GOAL
Determine how many lines include the string "Zegers". Output that number only.

THE RECORDS
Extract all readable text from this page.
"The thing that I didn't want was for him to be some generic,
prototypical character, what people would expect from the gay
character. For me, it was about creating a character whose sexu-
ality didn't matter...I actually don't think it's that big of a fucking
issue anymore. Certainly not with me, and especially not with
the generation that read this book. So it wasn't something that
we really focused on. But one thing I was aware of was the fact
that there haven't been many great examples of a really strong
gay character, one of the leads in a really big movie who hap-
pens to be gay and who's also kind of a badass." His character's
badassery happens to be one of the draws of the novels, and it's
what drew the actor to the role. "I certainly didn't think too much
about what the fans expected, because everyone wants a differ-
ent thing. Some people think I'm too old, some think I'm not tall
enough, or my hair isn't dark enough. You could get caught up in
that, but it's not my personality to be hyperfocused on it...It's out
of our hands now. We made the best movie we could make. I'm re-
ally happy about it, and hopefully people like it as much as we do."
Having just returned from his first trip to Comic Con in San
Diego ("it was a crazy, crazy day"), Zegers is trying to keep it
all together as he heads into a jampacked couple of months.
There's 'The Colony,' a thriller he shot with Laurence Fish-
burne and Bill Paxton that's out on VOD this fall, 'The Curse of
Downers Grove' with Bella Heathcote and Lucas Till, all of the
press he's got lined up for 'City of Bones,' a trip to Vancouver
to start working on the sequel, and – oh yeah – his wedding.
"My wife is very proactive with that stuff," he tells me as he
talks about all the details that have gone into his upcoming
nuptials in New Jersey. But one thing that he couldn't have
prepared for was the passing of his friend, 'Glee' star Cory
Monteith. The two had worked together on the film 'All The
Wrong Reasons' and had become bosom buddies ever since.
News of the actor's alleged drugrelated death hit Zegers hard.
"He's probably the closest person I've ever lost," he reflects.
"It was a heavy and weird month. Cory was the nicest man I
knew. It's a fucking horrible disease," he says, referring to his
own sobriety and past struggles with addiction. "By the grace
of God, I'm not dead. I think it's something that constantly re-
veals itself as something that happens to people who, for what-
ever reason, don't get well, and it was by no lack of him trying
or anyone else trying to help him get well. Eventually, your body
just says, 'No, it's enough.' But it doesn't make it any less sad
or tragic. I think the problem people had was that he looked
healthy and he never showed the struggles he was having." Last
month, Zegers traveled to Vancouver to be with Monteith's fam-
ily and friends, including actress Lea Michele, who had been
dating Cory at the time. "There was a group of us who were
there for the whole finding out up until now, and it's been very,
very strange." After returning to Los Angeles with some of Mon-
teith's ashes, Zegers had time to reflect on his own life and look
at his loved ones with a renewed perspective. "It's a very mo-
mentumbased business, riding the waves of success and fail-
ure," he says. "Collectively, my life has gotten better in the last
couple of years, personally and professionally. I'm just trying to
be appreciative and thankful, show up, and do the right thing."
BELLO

RESPONSE TO THE TASK
4